_Task directions_
Of the lines listed below, how many contain the string "оброблення"? Answer with the number alone.

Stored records
· · · ·

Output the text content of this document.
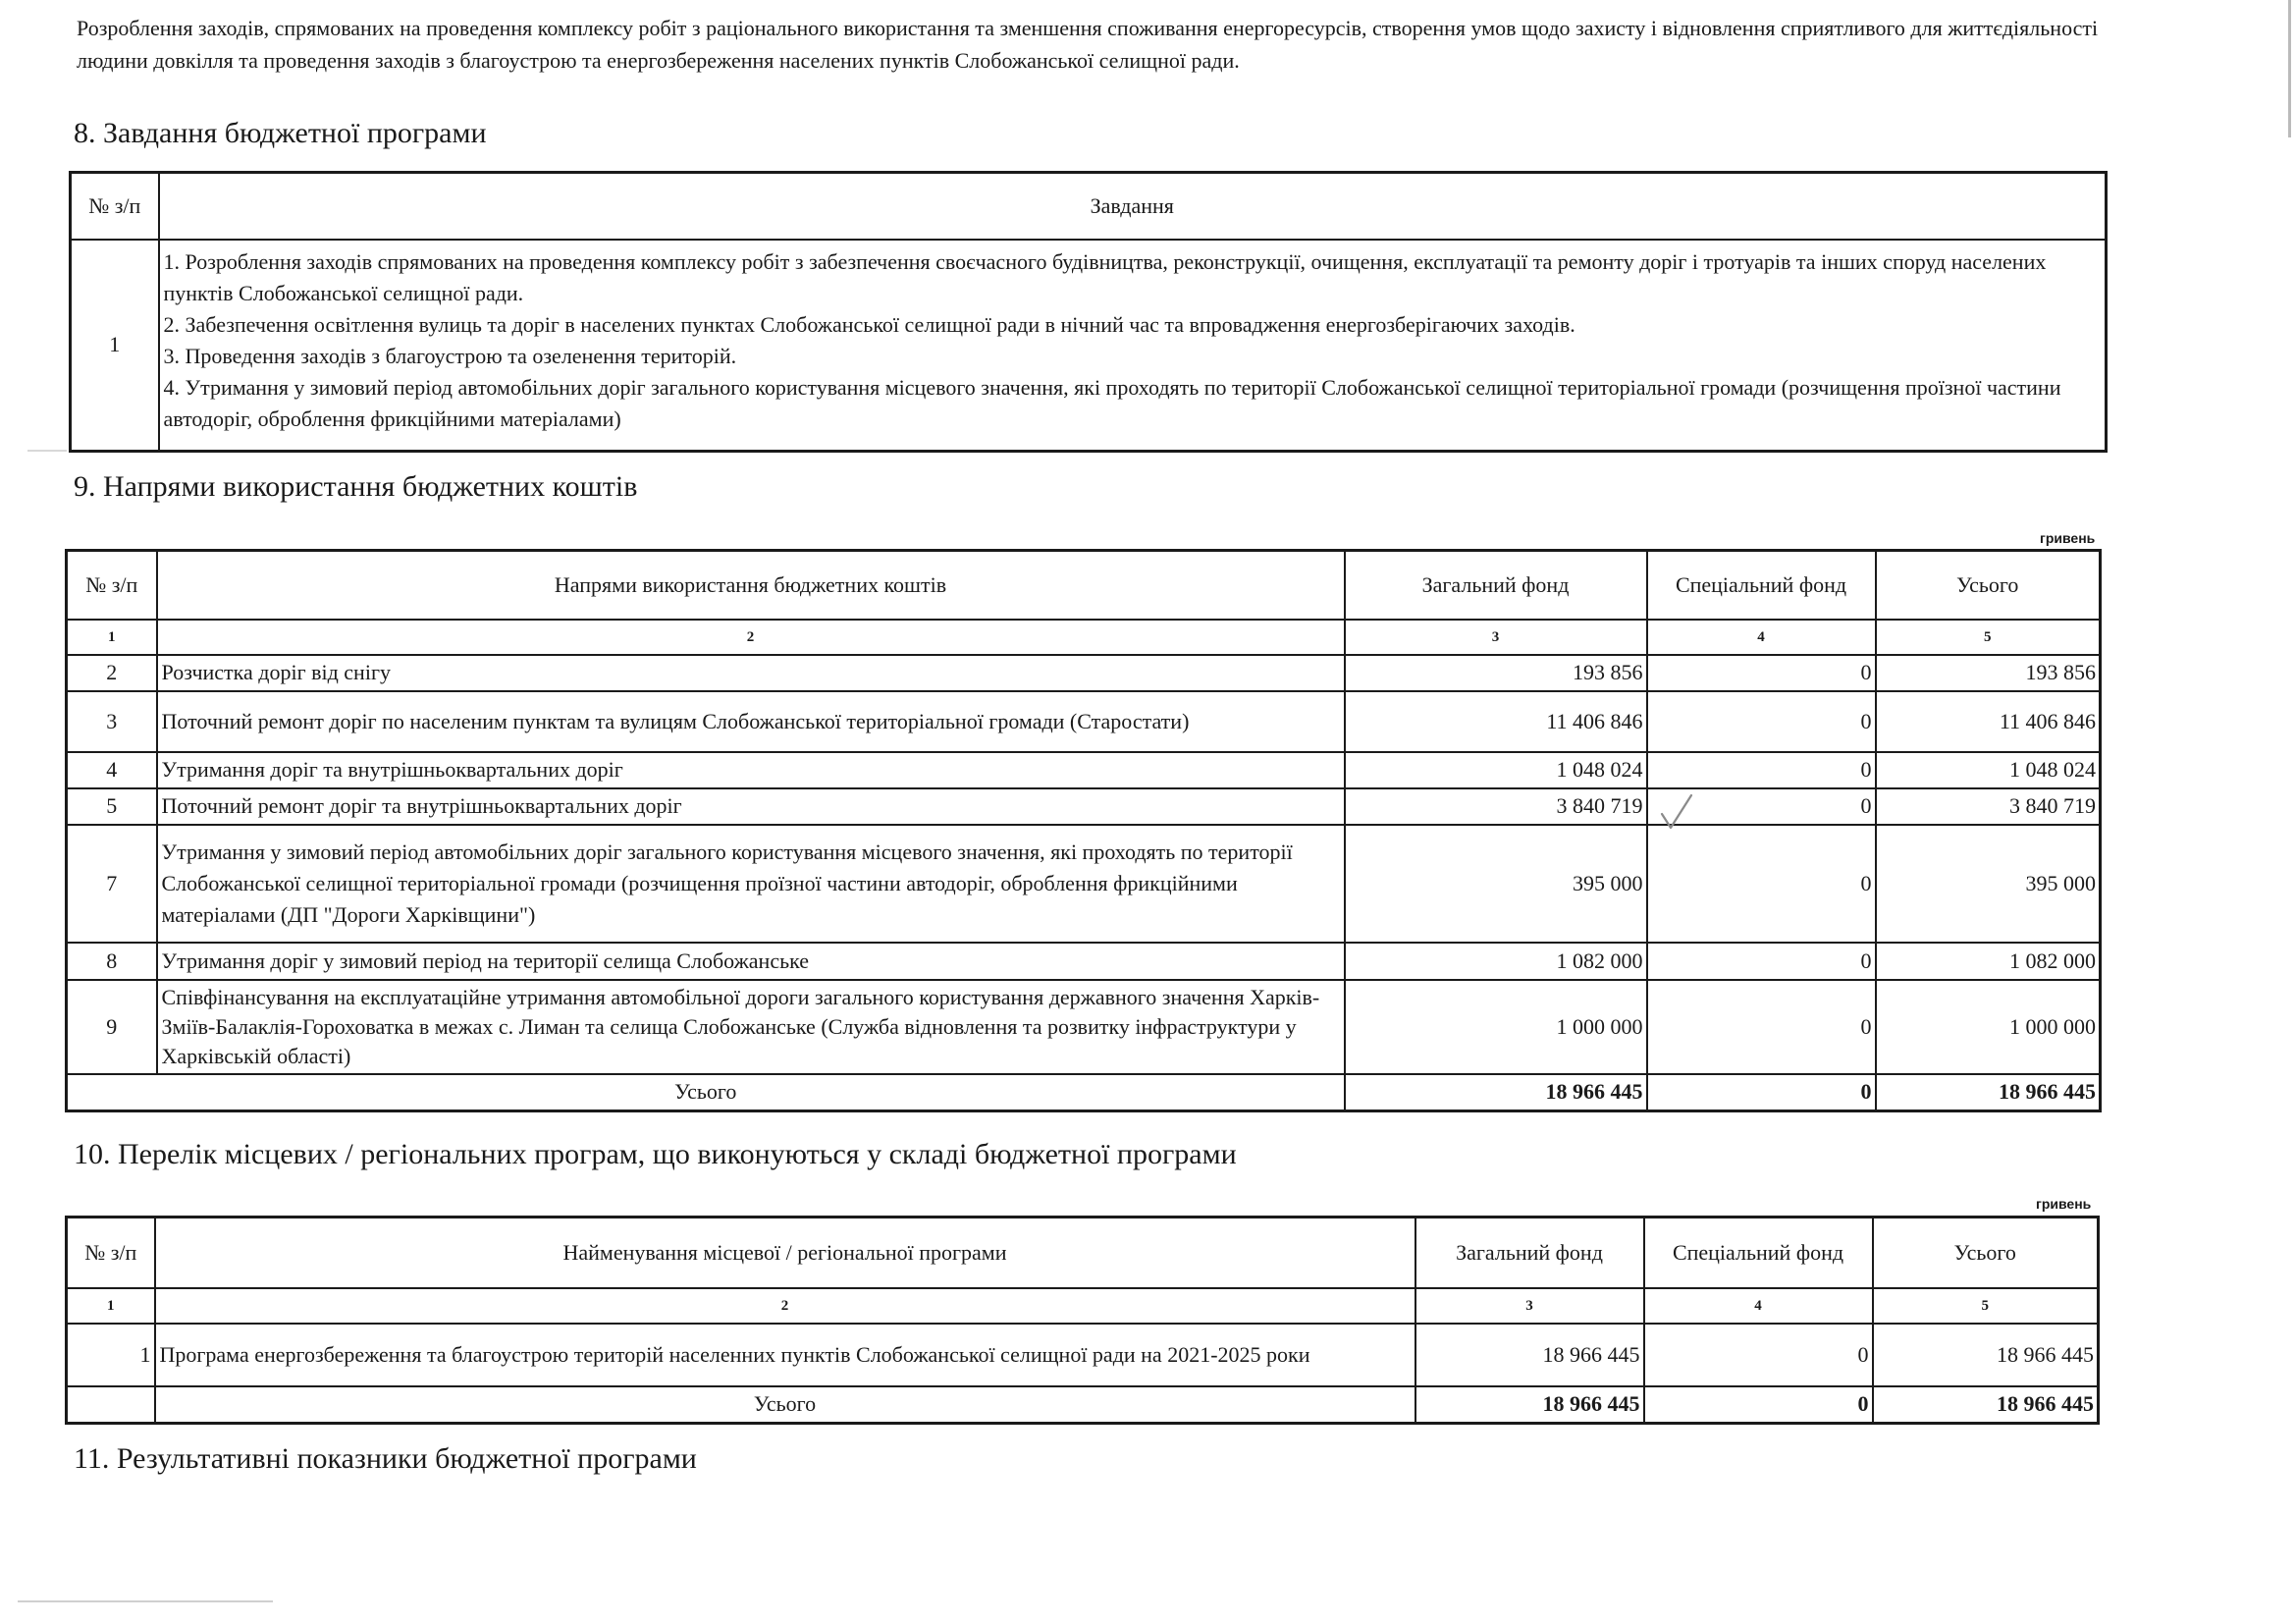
Розроблення заходів, спрямованих на проведення комплексу робіт з раціонального використання та зменшення споживання енергоресурсів, створення умов щодо захисту і відновлення сприятливого для життєдіяльності людини довкілля та проведення заходів з благоустрою та енергозбереження населених пунктів Слобожанської селищної ради.
8. Завдання бюджетної програми
№ з/п	Завдання
1	1. Розроблення заходів спрямованих на проведення комплексу робіт з забезпечення своєчасного будівництва, реконструкції, очищення, експлуатації та ремонту доріг і тротуарів та інших споруд населених пунктів Слобожанської селищної ради.
2. Забезпечення освітлення вулиць та доріг в населених пунктах Слобожанської селищної ради в нічний час та впровадження енергозберігаючих заходів.
3. Проведення заходів з благоустрою та озеленення територій.
4. Утримання у зимовий період автомобільних доріг загального користування місцевого значення, які проходять по території Слобожанської селищної територіальної громади (розчищення проїзної частини автодоріг, оброблення фрикційними матеріалами)
9. Напрями використання бюджетних коштів
гривень
№ з/п	Напрями використання бюджетних коштів	Загальний фонд	Спеціальний фонд	Усього
1	2	3	4	5
2	Розчистка доріг від снігу	193 856	0	193 856
3	Поточний ремонт доріг по населеним пунктам та вулицям Слобожанської територіальної громади (Старостати)	11 406 846	0	11 406 846
4	Утримання доріг та внутрішньоквартальних доріг	1 048 024	0	1 048 024
5	Поточний ремонт доріг та внутрішньоквартальних доріг	3 840 719	0	3 840 719
7	Утримання у зимовий період автомобільних доріг загального користування місцевого значення, які проходять по території Слобожанської селищної територіальної громади (розчищення проїзної частини автодоріг, оброблення фрикційними матеріалами (ДП "Дороги Харківщини")	395 000	0	395 000
8	Утримання доріг у зимовий період на території селища Слобожанське	1 082 000	0	1 082 000
9	Співфінансування на експлуатаційне утримання автомобільної дороги загального користування державного значення Харків-Зміїв-Балаклія-Гороховатка в межах с. Лиман та селища Слобожанське (Служба відновлення та розвитку інфраструктури у Харківській області)	1 000 000	0	1 000 000
Усього		18 966 445	0	18 966 445
10. Перелік місцевих / регіональних програм, що виконуються у складі бюджетної програми
гривень
№ з/п	Найменування місцевої / регіональної програми	Загальний фонд	Спеціальний фонд	Усього
1	2	3	4	5
1	Програма енергозбереження та благоустрою територій населенних пунктів Слобожанської селищної ради на 2021-2025 роки	18 966 445	0	18 966 445
	Усього	18 966 445	0	18 966 445
11. Результативні показники бюджетної програми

· · · ·

_Task solution_
2